_CHALLENGE:_
Skip all pictures, then print the remaining material exactly.

_DATA SUPPLIED:_
** Begin **

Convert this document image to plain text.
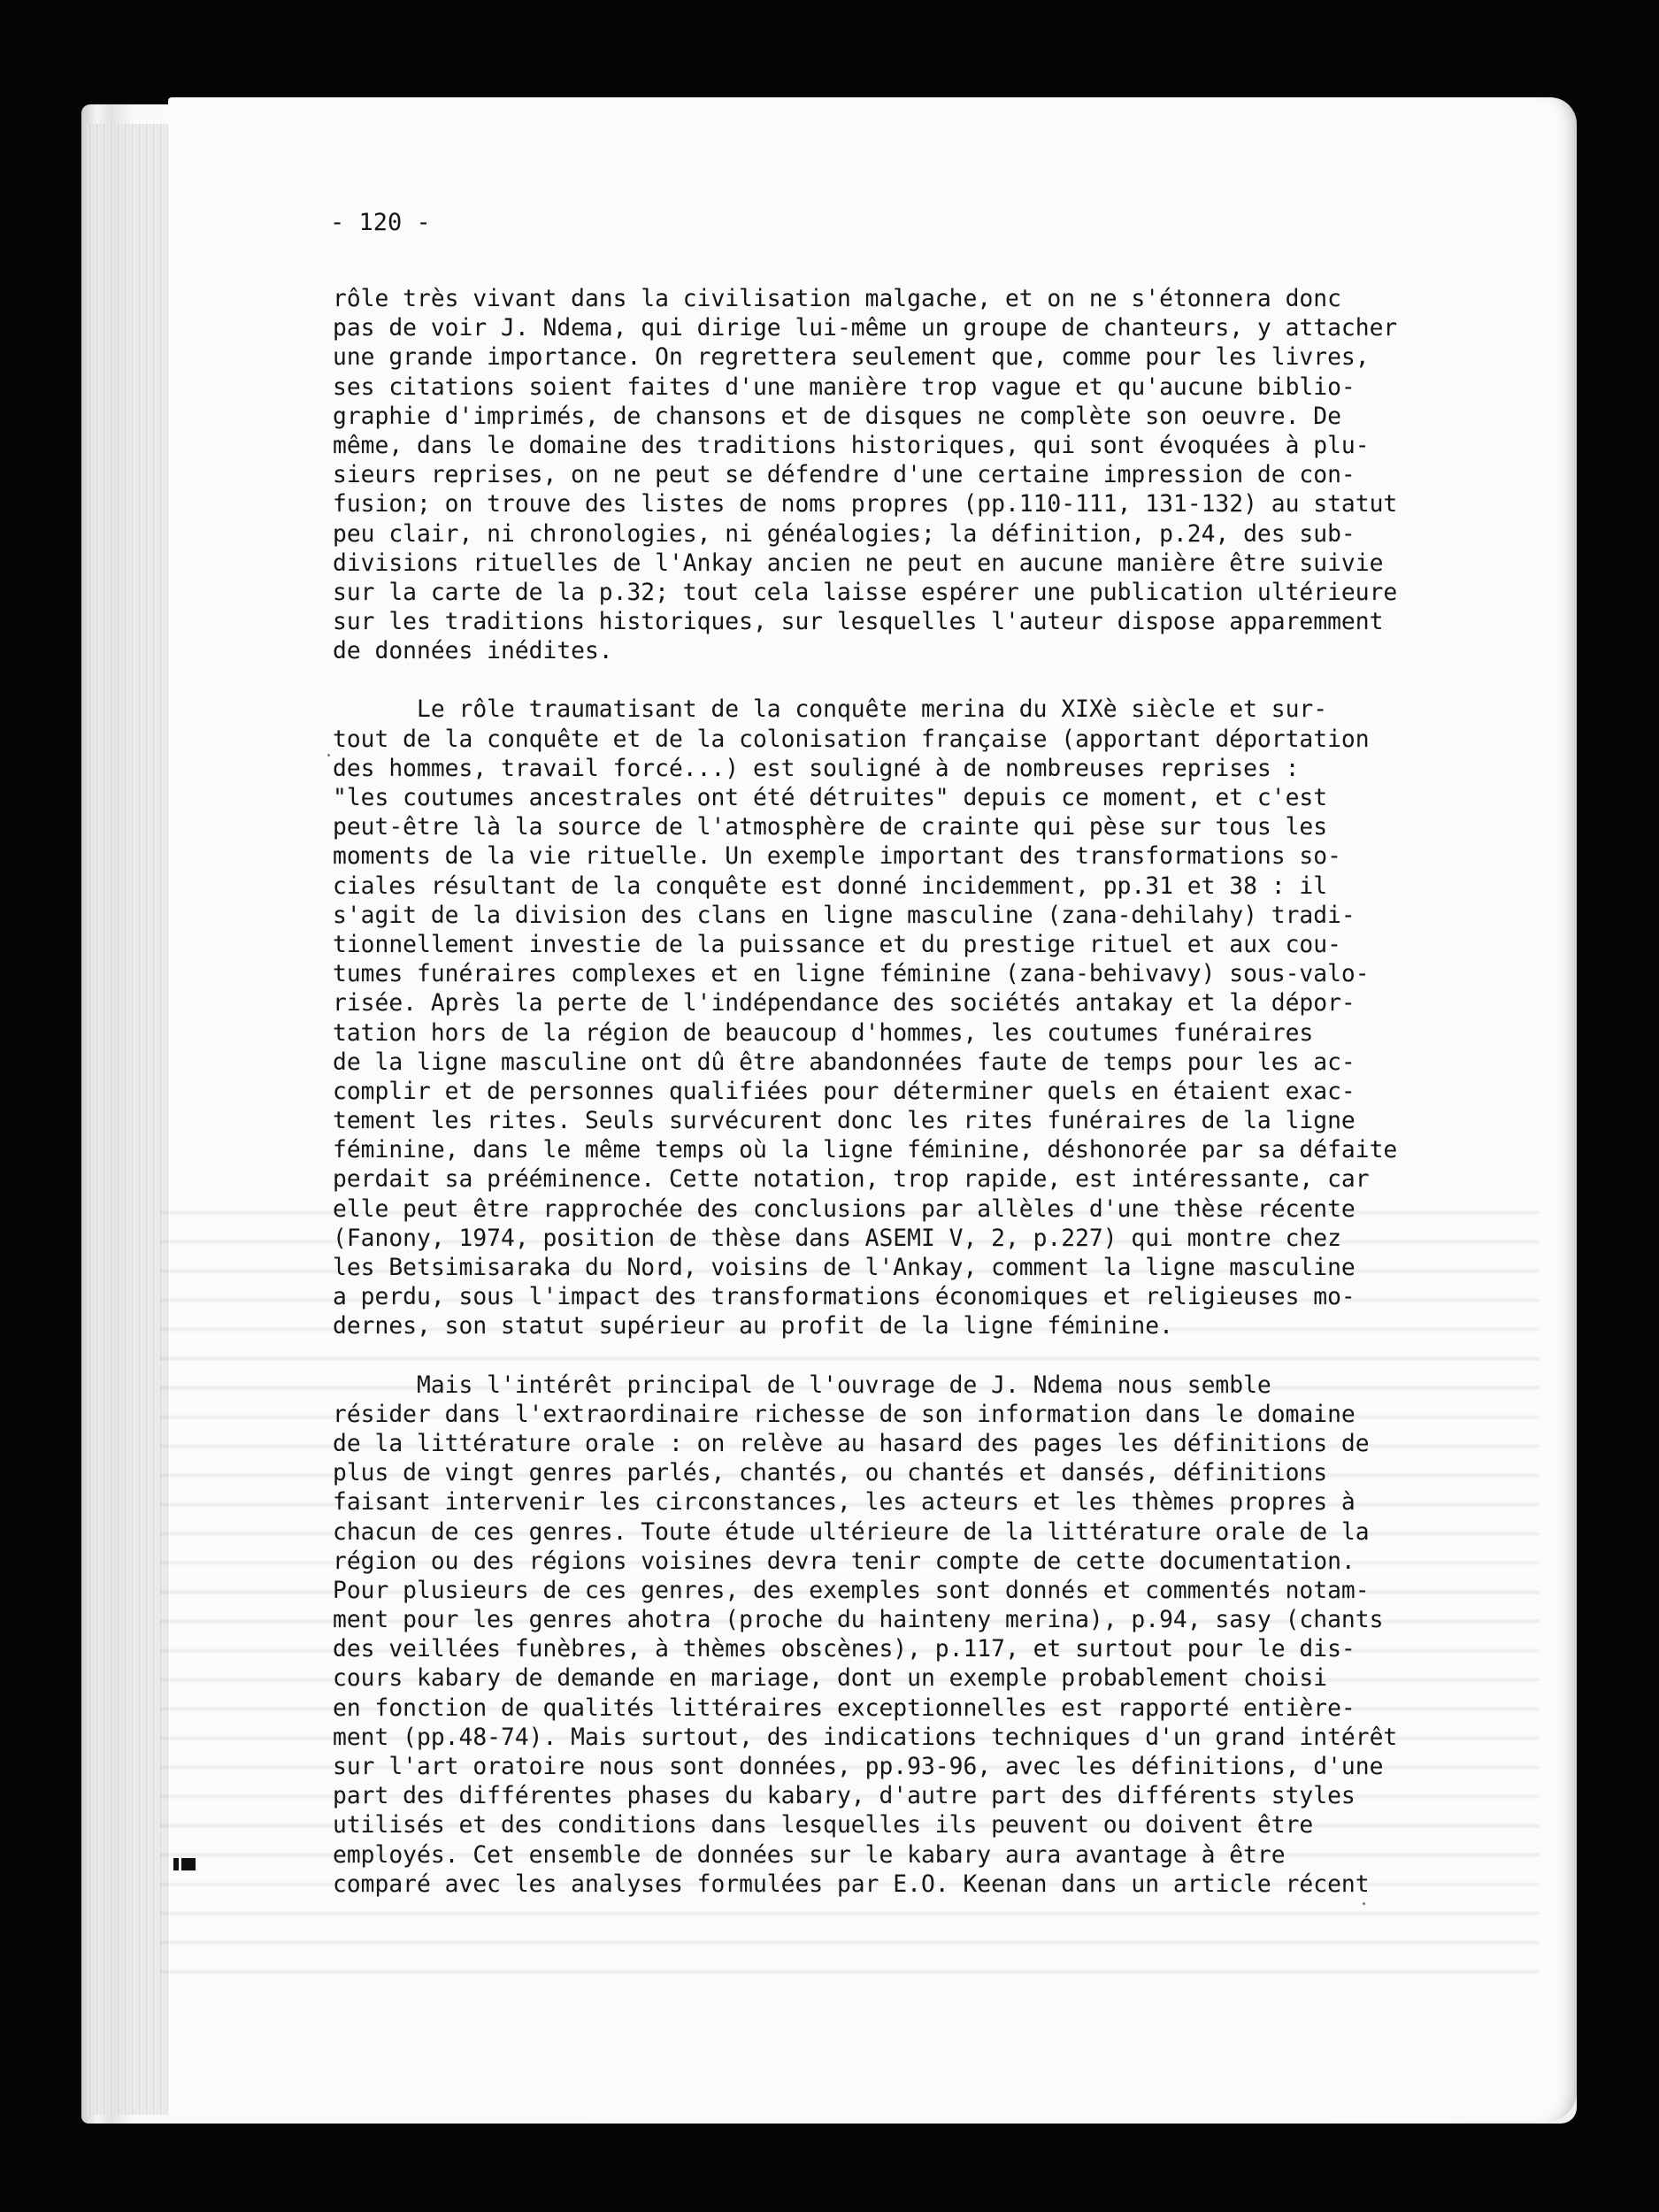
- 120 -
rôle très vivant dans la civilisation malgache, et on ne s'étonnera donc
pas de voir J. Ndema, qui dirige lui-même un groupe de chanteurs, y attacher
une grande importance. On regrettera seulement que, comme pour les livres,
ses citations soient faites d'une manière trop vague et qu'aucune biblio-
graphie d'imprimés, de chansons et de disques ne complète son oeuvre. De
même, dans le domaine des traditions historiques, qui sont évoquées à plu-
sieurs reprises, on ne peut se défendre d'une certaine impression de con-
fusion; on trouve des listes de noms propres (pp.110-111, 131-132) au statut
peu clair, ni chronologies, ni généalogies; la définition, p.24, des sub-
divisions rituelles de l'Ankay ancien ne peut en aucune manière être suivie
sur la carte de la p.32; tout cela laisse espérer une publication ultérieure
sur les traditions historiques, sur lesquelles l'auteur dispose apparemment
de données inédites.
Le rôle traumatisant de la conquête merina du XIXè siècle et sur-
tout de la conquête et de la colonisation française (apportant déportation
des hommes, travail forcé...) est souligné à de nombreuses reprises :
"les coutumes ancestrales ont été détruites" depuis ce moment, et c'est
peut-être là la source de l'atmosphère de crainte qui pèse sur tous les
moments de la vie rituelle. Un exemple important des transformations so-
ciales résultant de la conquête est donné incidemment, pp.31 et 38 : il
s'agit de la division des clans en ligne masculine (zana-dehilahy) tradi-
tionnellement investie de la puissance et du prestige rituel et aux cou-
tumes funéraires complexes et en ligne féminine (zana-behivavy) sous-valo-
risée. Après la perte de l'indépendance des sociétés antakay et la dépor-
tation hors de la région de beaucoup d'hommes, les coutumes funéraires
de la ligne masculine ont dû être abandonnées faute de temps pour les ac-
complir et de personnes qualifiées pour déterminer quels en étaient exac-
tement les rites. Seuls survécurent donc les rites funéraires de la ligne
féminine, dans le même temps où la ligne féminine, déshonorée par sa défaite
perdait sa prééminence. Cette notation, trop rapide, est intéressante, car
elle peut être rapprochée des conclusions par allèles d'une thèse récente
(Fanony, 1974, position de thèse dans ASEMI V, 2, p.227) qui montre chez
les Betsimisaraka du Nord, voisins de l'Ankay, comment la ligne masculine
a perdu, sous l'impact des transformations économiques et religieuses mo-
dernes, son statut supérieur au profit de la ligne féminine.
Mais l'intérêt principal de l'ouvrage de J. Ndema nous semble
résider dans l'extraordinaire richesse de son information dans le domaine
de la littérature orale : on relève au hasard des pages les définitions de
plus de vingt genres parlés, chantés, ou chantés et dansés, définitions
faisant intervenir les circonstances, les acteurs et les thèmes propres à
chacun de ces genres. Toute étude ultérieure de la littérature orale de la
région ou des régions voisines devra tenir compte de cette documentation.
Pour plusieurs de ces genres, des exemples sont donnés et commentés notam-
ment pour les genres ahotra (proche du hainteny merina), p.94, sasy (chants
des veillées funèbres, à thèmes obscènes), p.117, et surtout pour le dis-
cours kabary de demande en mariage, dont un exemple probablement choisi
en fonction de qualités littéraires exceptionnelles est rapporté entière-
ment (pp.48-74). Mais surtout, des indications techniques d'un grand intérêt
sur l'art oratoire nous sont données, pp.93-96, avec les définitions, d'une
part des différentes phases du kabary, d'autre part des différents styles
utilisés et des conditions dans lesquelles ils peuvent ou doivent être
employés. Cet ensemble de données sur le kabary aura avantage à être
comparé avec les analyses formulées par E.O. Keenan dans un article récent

** End **

_TASK ANSWER:_
Convert this document image to plain text.
- 120 -
rôle très vivant dans la civilisation malgache, et on ne s'étonnera donc
pas de voir J. Ndema, qui dirige lui-même un groupe de chanteurs, y attacher
une grande importance. On regrettera seulement que, comme pour les livres,
ses citations soient faites d'une manière trop vague et qu'aucune biblio-
graphie d'imprimés, de chansons et de disques ne complète son oeuvre. De
même, dans le domaine des traditions historiques, qui sont évoquées à plu-
sieurs reprises, on ne peut se défendre d'une certaine impression de con-
fusion; on trouve des listes de noms propres (pp.110-111, 131-132) au statut
peu clair, ni chronologies, ni généalogies; la définition, p.24, des sub-
divisions rituelles de l'Ankay ancien ne peut en aucune manière être suivie
sur la carte de la p.32; tout cela laisse espérer une publication ultérieure
sur les traditions historiques, sur lesquelles l'auteur dispose apparemment
de données inédites.
Le rôle traumatisant de la conquête merina du XIXè siècle et sur-
tout de la conquête et de la colonisation française (apportant déportation
des hommes, travail forcé...) est souligné à de nombreuses reprises :
"les coutumes ancestrales ont été détruites" depuis ce moment, et c'est
peut-être là la source de l'atmosphère de crainte qui pèse sur tous les
moments de la vie rituelle. Un exemple important des transformations so-
ciales résultant de la conquête est donné incidemment, pp.31 et 38 : il
s'agit de la division des clans en ligne masculine (zana-dehilahy) tradi-
tionnellement investie de la puissance et du prestige rituel et aux cou-
tumes funéraires complexes et en ligne féminine (zana-behivavy) sous-valo-
risée. Après la perte de l'indépendance des sociétés antakay et la dépor-
tation hors de la région de beaucoup d'hommes, les coutumes funéraires
de la ligne masculine ont dû être abandonnées faute de temps pour les ac-
complir et de personnes qualifiées pour déterminer quels en étaient exac-
tement les rites. Seuls survécurent donc les rites funéraires de la ligne
féminine, dans le même temps où la ligne féminine, déshonorée par sa défaite
perdait sa prééminence. Cette notation, trop rapide, est intéressante, car
elle peut être rapprochée des conclusions par allèles d'une thèse récente
(Fanony, 1974, position de thèse dans ASEMI V, 2, p.227) qui montre chez
les Betsimisaraka du Nord, voisins de l'Ankay, comment la ligne masculine
a perdu, sous l'impact des transformations économiques et religieuses mo-
dernes, son statut supérieur au profit de la ligne féminine.
Mais l'intérêt principal de l'ouvrage de J. Ndema nous semble
résider dans l'extraordinaire richesse de son information dans le domaine
de la littérature orale : on relève au hasard des pages les définitions de
plus de vingt genres parlés, chantés, ou chantés et dansés, définitions
faisant intervenir les circonstances, les acteurs et les thèmes propres à
chacun de ces genres. Toute étude ultérieure de la littérature orale de la
région ou des régions voisines devra tenir compte de cette documentation.
Pour plusieurs de ces genres, des exemples sont donnés et commentés notam-
ment pour les genres ahotra (proche du hainteny merina), p.94, sasy (chants
des veillées funèbres, à thèmes obscènes), p.117, et surtout pour le dis-
cours kabary de demande en mariage, dont un exemple probablement choisi
en fonction de qualités littéraires exceptionnelles est rapporté entière-
ment (pp.48-74). Mais surtout, des indications techniques d'un grand intérêt
sur l'art oratoire nous sont données, pp.93-96, avec les définitions, d'une
part des différentes phases du kabary, d'autre part des différents styles
utilisés et des conditions dans lesquelles ils peuvent ou doivent être
employés. Cet ensemble de données sur le kabary aura avantage à être
comparé avec les analyses formulées par E.O. Keenan dans un article récent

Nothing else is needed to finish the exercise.